→ **SHORT EXERCISE**
For the copy, please give all of the data again exactly and leave the pictures out.

→ **DATASET**

++++++++++++++++++++

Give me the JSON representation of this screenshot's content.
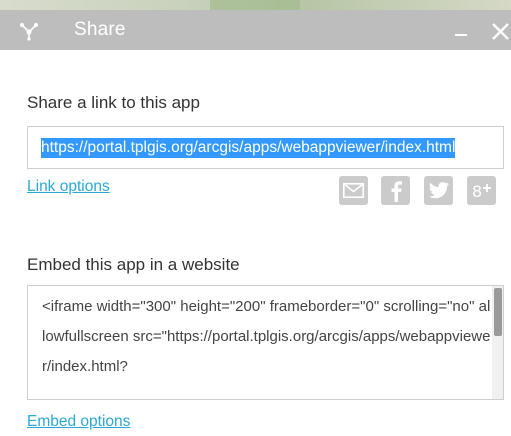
{
  "window": {
    "title": "Share",
    "icon": "share-icon",
    "minimize_icon": "minimize-icon",
    "close_icon": "close-icon"
  },
  "share_link": {
    "label": "Share a link to this app",
    "url": "https://portal.tplgis.org/arcgis/apps/webappviewer/index.html",
    "options_label": "Link options"
  },
  "social": [
    {
      "name": "email-icon"
    },
    {
      "name": "facebook-icon"
    },
    {
      "name": "twitter-icon"
    },
    {
      "name": "googleplus-icon"
    }
  ],
  "embed": {
    "label": "Embed this app in a website",
    "code": "<iframe width=\"300\" height=\"200\" frameborder=\"0\" scrolling=\"no\" allowfullscreen src=\"https://portal.tplgis.org/arcgis/apps/webappviewer/index.html?",
    "options_label": "Embed options"
  },
  "colors": {
    "titlebar": "#bdbdbd",
    "link": "#2aa8d8",
    "selection": "#3399ff",
    "social_icon": "#cbcbcb"
  }
}
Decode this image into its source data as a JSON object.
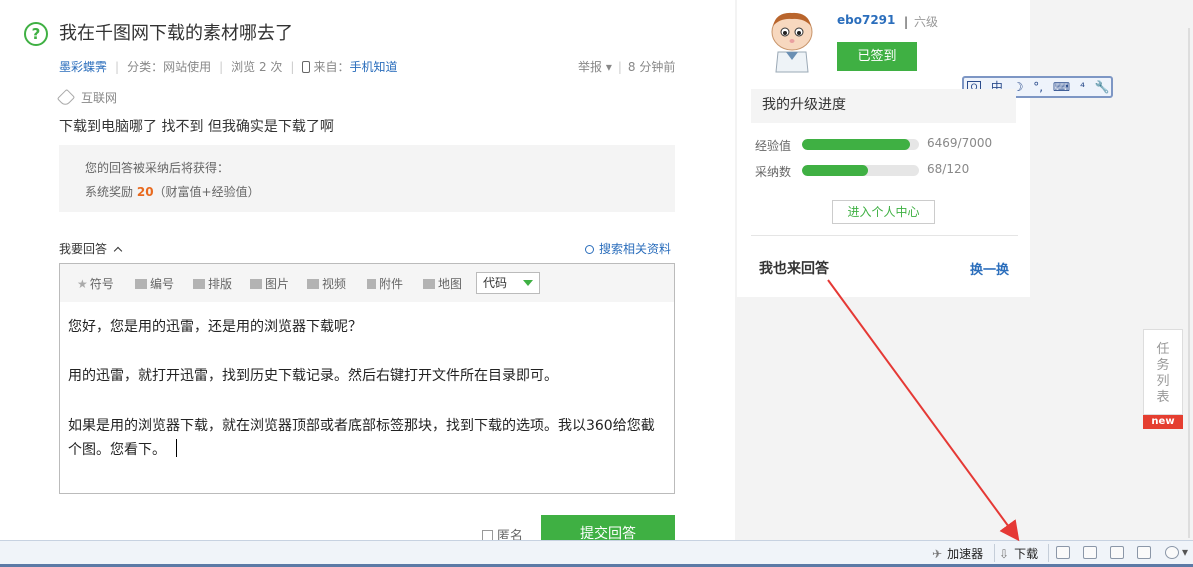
{
  "question": {
    "title": "我在千图网下载的素材哪去了",
    "author": "墨彩蝶霁",
    "category_label": "分类：",
    "category": "网站使用",
    "views": "浏览 2 次",
    "source_label": "来自：",
    "source": "手机知道",
    "report": "举报",
    "time": "8 分钟前",
    "tag": "互联网",
    "body": "下载到电脑哪了 找不到 但我确实是下载了啊"
  },
  "reward": {
    "line1": "您的回答被采纳后将获得：",
    "line2_prefix": "系统奖励",
    "points": "20",
    "line2_suffix": "（财富值+经验值）"
  },
  "answer": {
    "label": "我要回答",
    "search_related": "搜索相关资料",
    "toolbar": [
      "符号",
      "编号",
      "排版",
      "图片",
      "视频",
      "附件",
      "地图"
    ],
    "code_select": "代码",
    "lines": [
      "您好，您是用的迅雷，还是用的浏览器下载呢？",
      "用的迅雷，就打开迅雷，找到历史下载记录。然后右键打开文件所在目录即可。",
      "如果是用的浏览器下载，就在浏览器顶部或者底部标签那块，找到下载的选项。我以360给您截",
      "个图。您看下。"
    ],
    "anonymous": "匿名",
    "submit": "提交回答"
  },
  "user": {
    "name": "ebo7291",
    "level": "六级",
    "signed": "已签到"
  },
  "ime": {
    "items": [
      "中",
      "☽",
      "°,",
      "⌨",
      "⁴",
      "🔧"
    ]
  },
  "progress": {
    "title": "我的升级进度",
    "rows": [
      {
        "label": "经验值",
        "value": "6469/7000",
        "fraction": 0.924
      },
      {
        "label": "采纳数",
        "value": "68/120",
        "fraction": 0.567
      }
    ],
    "center_button": "进入个人中心"
  },
  "also": {
    "title": "我也来回答",
    "switch": "换一换"
  },
  "task_list": {
    "chars": [
      "任",
      "务",
      "列",
      "表"
    ],
    "badge": "new"
  },
  "statusbar": {
    "accelerator": "加速器",
    "download": "下载"
  },
  "colors": {
    "accent_green": "#3fb043",
    "link_blue": "#2b6ebc",
    "reward_orange": "#e86a1f",
    "arrow_red": "#e53935"
  }
}
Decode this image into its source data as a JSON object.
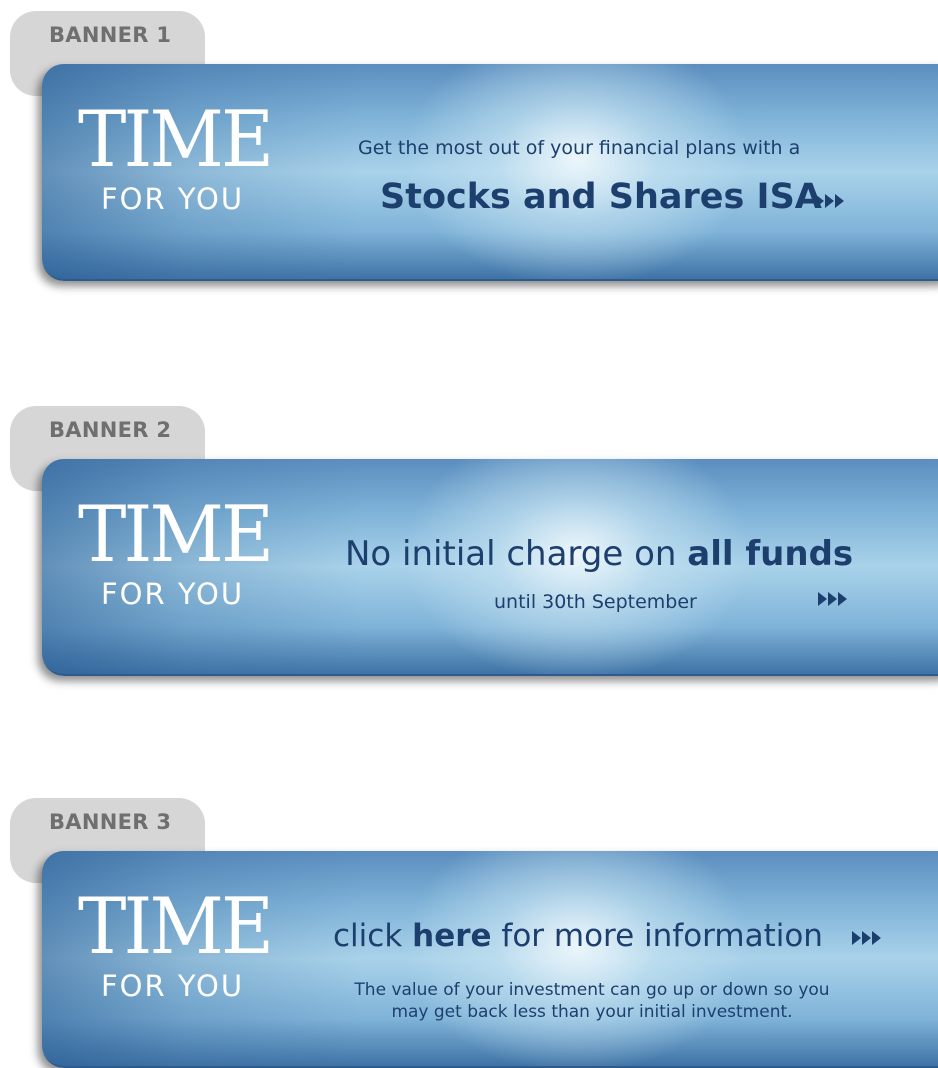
{
  "banners": [
    {
      "tab_label": "BANNER 1",
      "logo_main": "TIME",
      "logo_sub": "FOR YOU",
      "line1": "Get the most out of your financial plans with a",
      "line2": "Stocks and Shares ISA"
    },
    {
      "tab_label": "BANNER 2",
      "logo_main": "TIME",
      "logo_sub": "FOR YOU",
      "line1_pre": "No initial charge on ",
      "line1_bold": "all funds",
      "line2": "until 30th September"
    },
    {
      "tab_label": "BANNER 3",
      "logo_main": "TIME",
      "logo_sub": "FOR YOU",
      "line1_pre": "click ",
      "line1_bold": "here",
      "line1_post": " for more information",
      "disclaimer": "The value of your investment can go up or down so you may get back less than your initial investment."
    }
  ],
  "colors": {
    "tab_background": "#d6d6d6",
    "tab_text": "#6f6f6f",
    "banner_text": "#1d3f6e",
    "logo_text": "#ffffff"
  },
  "icons": {
    "arrow": "triple-right-arrow-icon"
  }
}
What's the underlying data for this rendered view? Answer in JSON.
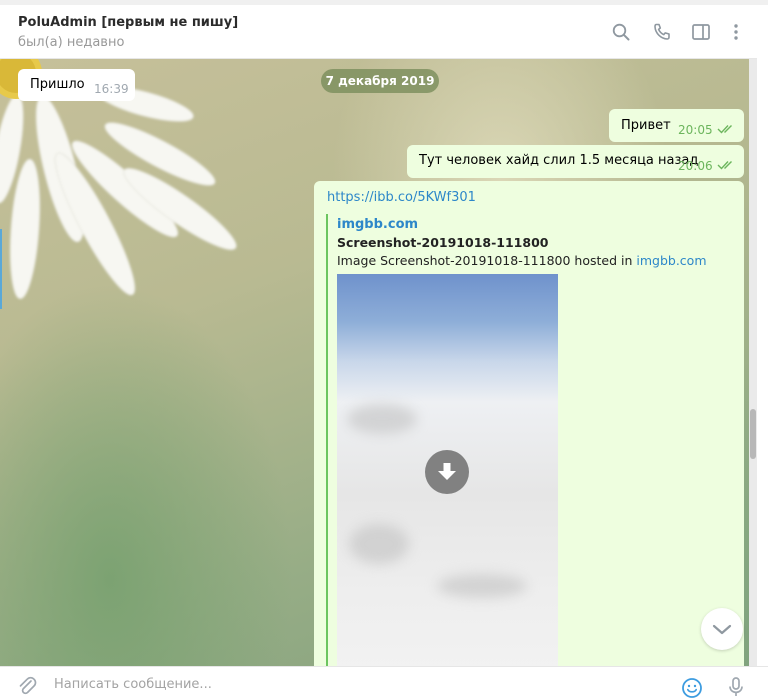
{
  "header": {
    "title": "PoluAdmin [первым не пишу]",
    "status": "был(а) недавно",
    "icons": [
      "search-icon",
      "phone-icon",
      "sidebar-toggle-icon",
      "more-vertical-icon"
    ]
  },
  "chat": {
    "date_chip": "7 декабря 2019",
    "messages": [
      {
        "direction": "in",
        "text": "Пришло",
        "time": "16:39"
      },
      {
        "direction": "out",
        "text": "Привет",
        "time": "20:05",
        "read": true
      },
      {
        "direction": "out",
        "text": "Тут человек хайд слил  1.5 месяца назад",
        "time": "20:06",
        "read": true
      },
      {
        "direction": "out",
        "url": "https://ibb.co/5KWf301",
        "preview": {
          "site": "imgbb.com",
          "title": "Screenshot-20191018-111800",
          "description_prefix": "Image Screenshot-20191018-111800 hosted in ",
          "description_link": "imgbb.com",
          "image_state": "download-icon"
        }
      }
    ]
  },
  "composer": {
    "placeholder": "Написать сообщение...",
    "icons": [
      "attach-icon",
      "emoji-icon",
      "microphone-icon"
    ]
  },
  "colors": {
    "link": "#2d87c9",
    "outgoing_bubble": "#eefedf",
    "time_outgoing": "#6cb55d",
    "preview_bar": "#6cc560",
    "emoji_icon": "#3d9ce0"
  }
}
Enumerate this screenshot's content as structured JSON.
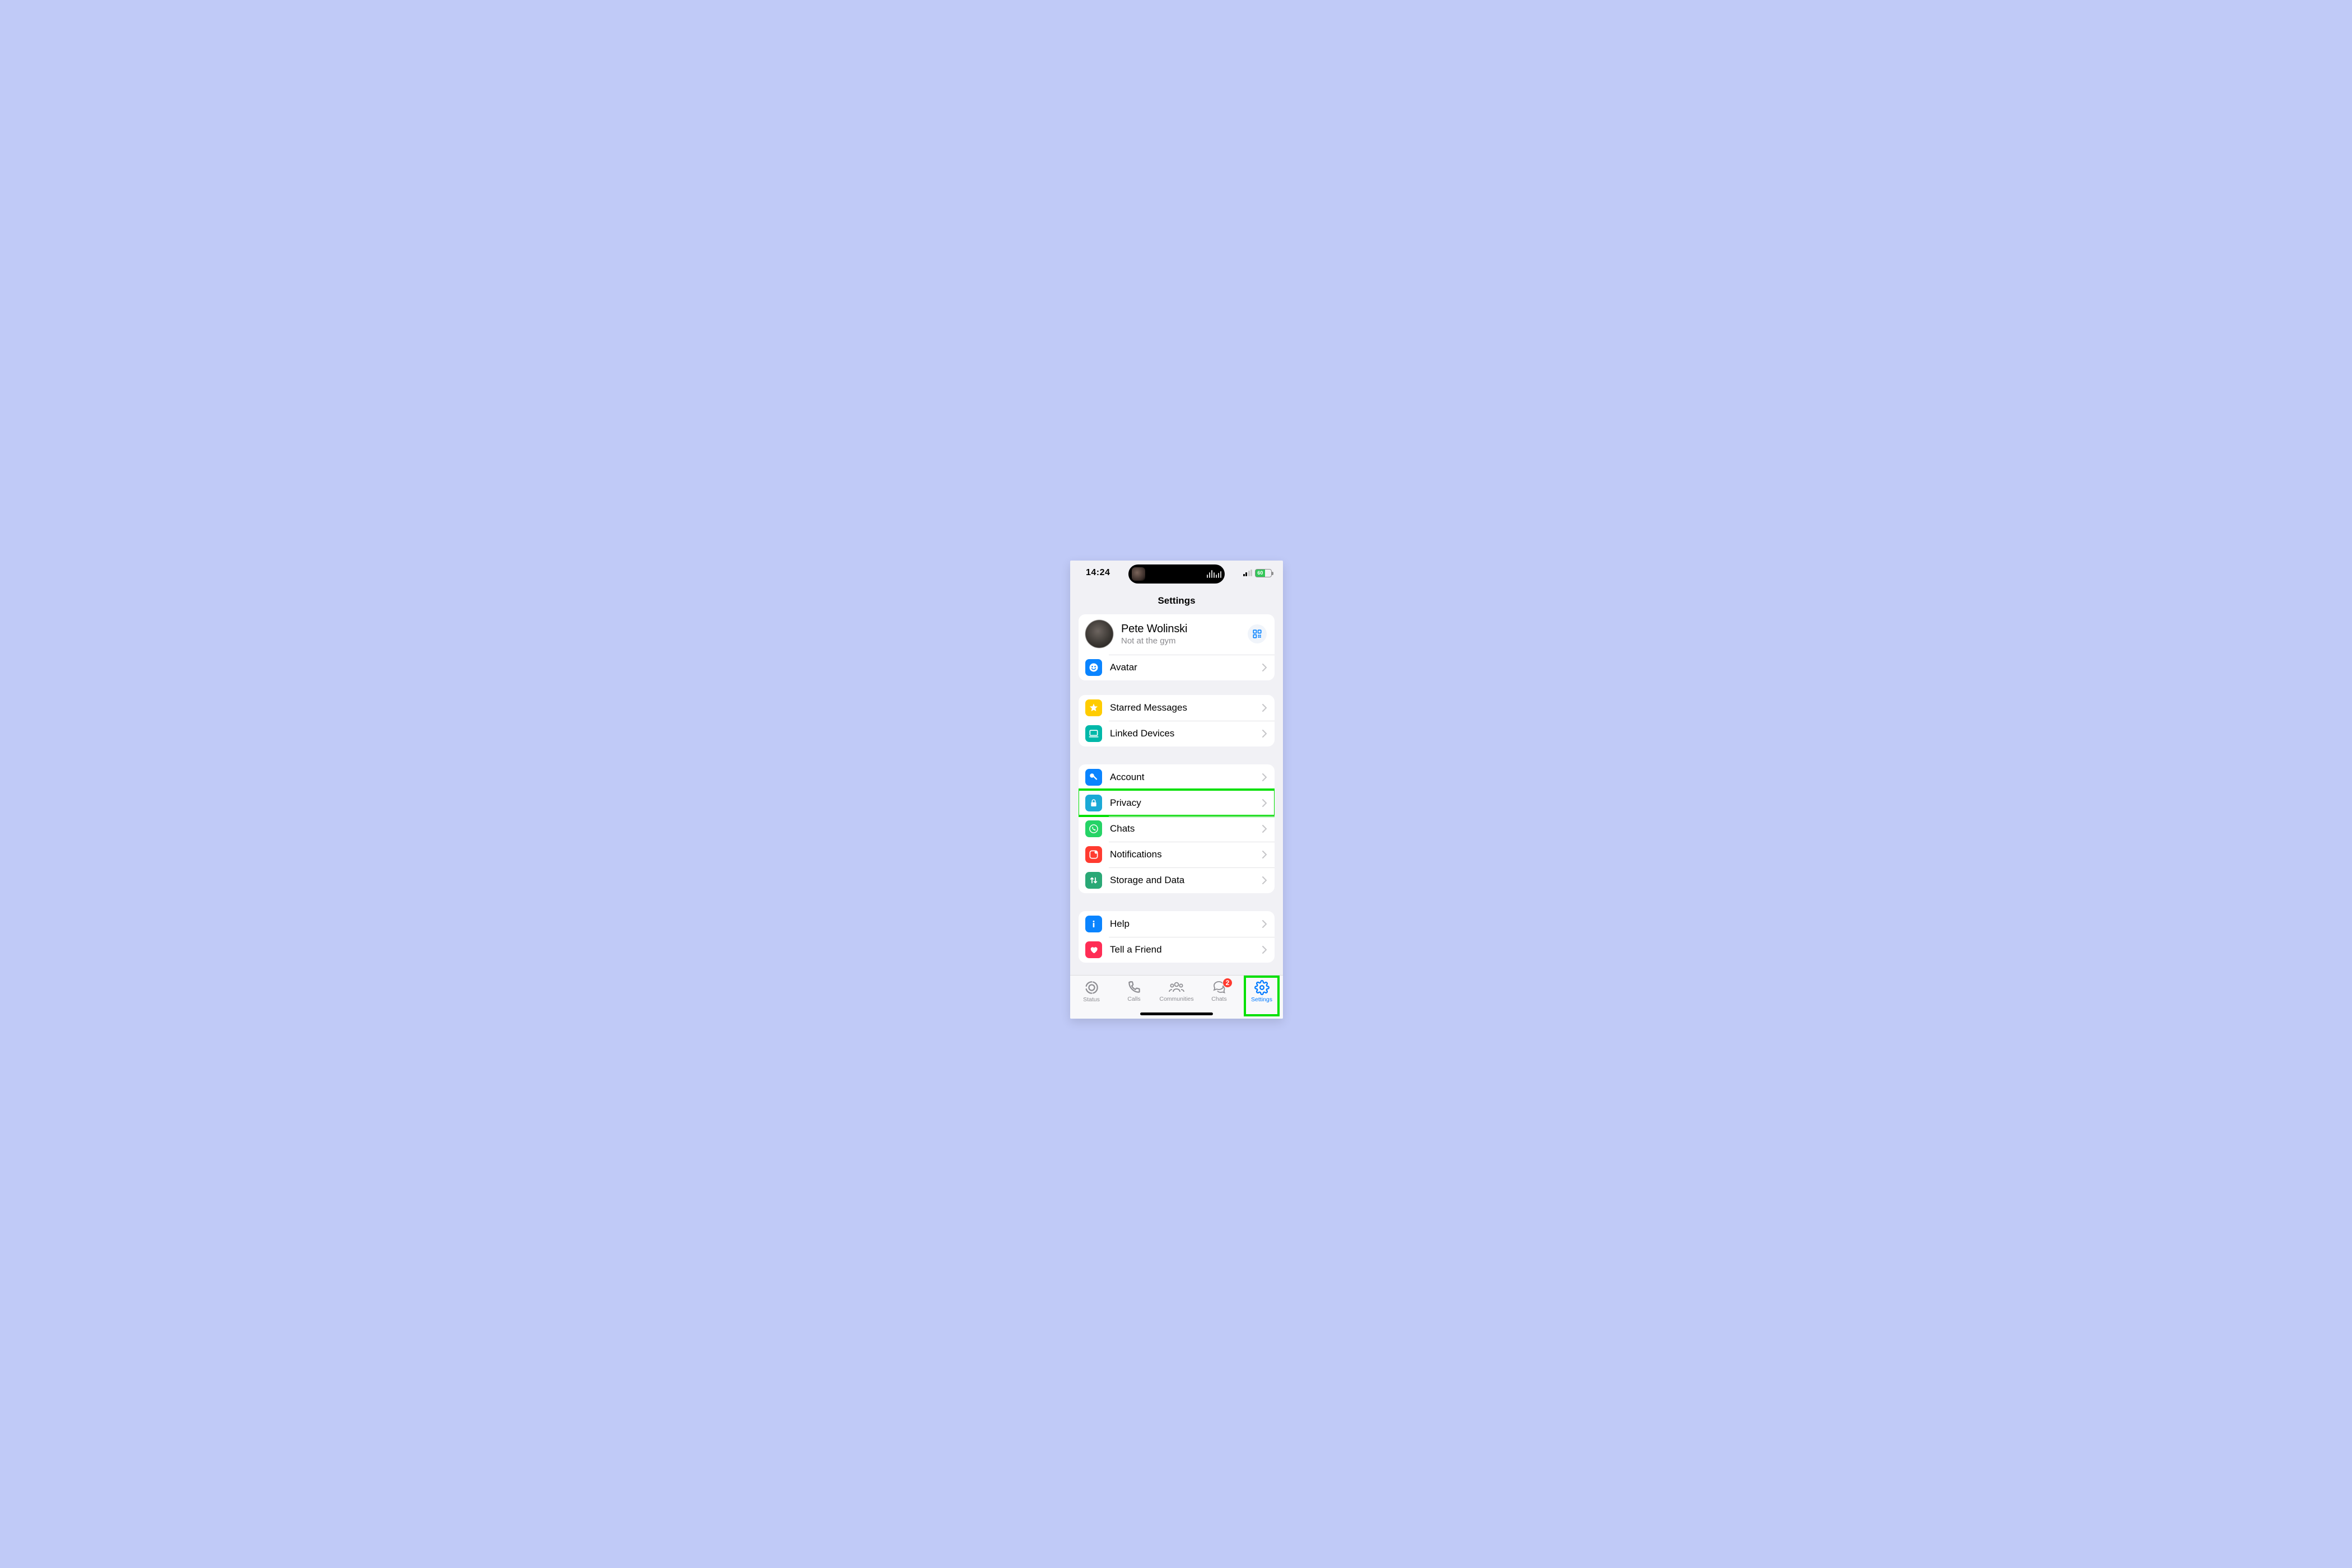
{
  "statusbar": {
    "time": "14:24",
    "battery": "60"
  },
  "header": {
    "title": "Settings"
  },
  "profile": {
    "name": "Pete Wolinski",
    "status": "Not at the gym"
  },
  "rows": {
    "avatar": "Avatar",
    "starred": "Starred Messages",
    "linked": "Linked Devices",
    "account": "Account",
    "privacy": "Privacy",
    "chats": "Chats",
    "notifications": "Notifications",
    "storage": "Storage and Data",
    "help": "Help",
    "tell": "Tell a Friend"
  },
  "tabs": {
    "status": "Status",
    "calls": "Calls",
    "communities": "Communities",
    "chats": "Chats",
    "settings": "Settings",
    "chats_badge": "2"
  },
  "highlight": {
    "row": "privacy",
    "tab": "settings"
  }
}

++++++++++++++++++++

→ **COMPLETED EXERCISE**
Give me the JSON representation of this screenshot's content.
{
  "window": {
    "title": "Share",
    "icon": "share-icon",
    "minimize_icon": "minimize-icon",
    "close_icon": "close-icon"
  },
  "share_link": {
    "label": "Share a link to this app",
    "url": "https://portal.tplgis.org/arcgis/apps/webappviewer/index.html",
    "options_label": "Link options"
  },
  "social": [
    {
      "name": "email-icon"
    },
    {
      "name": "facebook-icon"
    },
    {
      "name": "twitter-icon"
    },
    {
      "name": "googleplus-icon"
    }
  ],
  "embed": {
    "label": "Embed this app in a website",
    "code": "<iframe width=\"300\" height=\"200\" frameborder=\"0\" scrolling=\"no\" allowfullscreen src=\"https://portal.tplgis.org/arcgis/apps/webappviewer/index.html?",
    "options_label": "Embed options"
  },
  "colors": {
    "titlebar": "#bdbdbd",
    "link": "#2aa8d8",
    "selection": "#3399ff",
    "social_icon": "#cbcbcb"
  }
}
Decode this image into its source data as a JSON object.
{
  "question": {
    "title": "我在千图网下载的素材哪去了",
    "author": "墨彩蝶霁",
    "category_label": "分类：",
    "category": "网站使用",
    "views": "浏览 2 次",
    "source_label": "来自：",
    "source": "手机知道",
    "report": "举报",
    "time": "8 分钟前",
    "tag": "互联网",
    "body": "下载到电脑哪了 找不到 但我确实是下载了啊"
  },
  "reward": {
    "line1": "您的回答被采纳后将获得：",
    "line2_prefix": "系统奖励",
    "points": "20",
    "line2_suffix": "（财富值+经验值）"
  },
  "answer": {
    "label": "我要回答",
    "search_related": "搜索相关资料",
    "toolbar": [
      "符号",
      "编号",
      "排版",
      "图片",
      "视频",
      "附件",
      "地图"
    ],
    "code_select": "代码",
    "lines": [
      "您好，您是用的迅雷，还是用的浏览器下载呢？",
      "用的迅雷，就打开迅雷，找到历史下载记录。然后右键打开文件所在目录即可。",
      "如果是用的浏览器下载，就在浏览器顶部或者底部标签那块，找到下载的选项。我以360给您截",
      "个图。您看下。"
    ],
    "anonymous": "匿名",
    "submit": "提交回答"
  },
  "user": {
    "name": "ebo7291",
    "level": "六级",
    "signed": "已签到"
  },
  "ime": {
    "items": [
      "中",
      "☽",
      "°,",
      "⌨",
      "⁴",
      "🔧"
    ]
  },
  "progress": {
    "title": "我的升级进度",
    "rows": [
      {
        "label": "经验值",
        "value": "6469/7000",
        "fraction": 0.924
      },
      {
        "label": "采纳数",
        "value": "68/120",
        "fraction": 0.567
      }
    ],
    "center_button": "进入个人中心"
  },
  "also": {
    "title": "我也来回答",
    "switch": "换一换"
  },
  "task_list": {
    "chars": [
      "任",
      "务",
      "列",
      "表"
    ],
    "badge": "new"
  },
  "statusbar": {
    "accelerator": "加速器",
    "download": "下载"
  },
  "colors": {
    "accent_green": "#3fb043",
    "link_blue": "#2b6ebc",
    "reward_orange": "#e86a1f",
    "arrow_red": "#e53935"
  }
}
Decode this image into its source data as a JSON object.
{
  "banners": [
    {
      "tab_label": "BANNER 1",
      "logo_main": "TIME",
      "logo_sub": "FOR YOU",
      "line1": "Get the most out of your financial plans with a",
      "line2": "Stocks and Shares ISA"
    },
    {
      "tab_label": "BANNER 2",
      "logo_main": "TIME",
      "logo_sub": "FOR YOU",
      "line1_pre": "No initial charge on ",
      "line1_bold": "all funds",
      "line2": "until 30th September"
    },
    {
      "tab_label": "BANNER 3",
      "logo_main": "TIME",
      "logo_sub": "FOR YOU",
      "line1_pre": "click ",
      "line1_bold": "here",
      "line1_post": " for more information",
      "disclaimer": "The value of your investment can go up or down so you may get back less than your initial investment."
    }
  ],
  "colors": {
    "tab_background": "#d6d6d6",
    "tab_text": "#6f6f6f",
    "banner_text": "#1d3f6e",
    "logo_text": "#ffffff"
  },
  "icons": {
    "arrow": "triple-right-arrow-icon"
  }
}
What's the underlying data for this rendered view? Answer in JSON.
{
  "header": {
    "title": "PoluAdmin [первым не пишу]",
    "status": "был(а) недавно",
    "icons": [
      "search-icon",
      "phone-icon",
      "sidebar-toggle-icon",
      "more-vertical-icon"
    ]
  },
  "chat": {
    "date_chip": "7 декабря 2019",
    "messages": [
      {
        "direction": "in",
        "text": "Пришло",
        "time": "16:39"
      },
      {
        "direction": "out",
        "text": "Привет",
        "time": "20:05",
        "read": true
      },
      {
        "direction": "out",
        "text": "Тут человек хайд слил  1.5 месяца назад",
        "time": "20:06",
        "read": true
      },
      {
        "direction": "out",
        "url": "https://ibb.co/5KWf301",
        "preview": {
          "site": "imgbb.com",
          "title": "Screenshot-20191018-111800",
          "description_prefix": "Image Screenshot-20191018-111800 hosted in ",
          "description_link": "imgbb.com",
          "image_state": "download-icon"
        }
      }
    ]
  },
  "composer": {
    "placeholder": "Написать сообщение...",
    "icons": [
      "attach-icon",
      "emoji-icon",
      "microphone-icon"
    ]
  },
  "colors": {
    "link": "#2d87c9",
    "outgoing_bubble": "#eefedf",
    "time_outgoing": "#6cb55d",
    "preview_bar": "#6cc560",
    "emoji_icon": "#3d9ce0"
  }
}
Enumerate this screenshot's content as structured JSON.
{
  "statusbar": {
    "time": "14:24",
    "battery": "60"
  },
  "header": {
    "title": "Settings"
  },
  "profile": {
    "name": "Pete Wolinski",
    "status": "Not at the gym"
  },
  "rows": {
    "avatar": "Avatar",
    "starred": "Starred Messages",
    "linked": "Linked Devices",
    "account": "Account",
    "privacy": "Privacy",
    "chats": "Chats",
    "notifications": "Notifications",
    "storage": "Storage and Data",
    "help": "Help",
    "tell": "Tell a Friend"
  },
  "tabs": {
    "status": "Status",
    "calls": "Calls",
    "communities": "Communities",
    "chats": "Chats",
    "settings": "Settings",
    "chats_badge": "2"
  },
  "highlight": {
    "row": "privacy",
    "tab": "settings"
  }
}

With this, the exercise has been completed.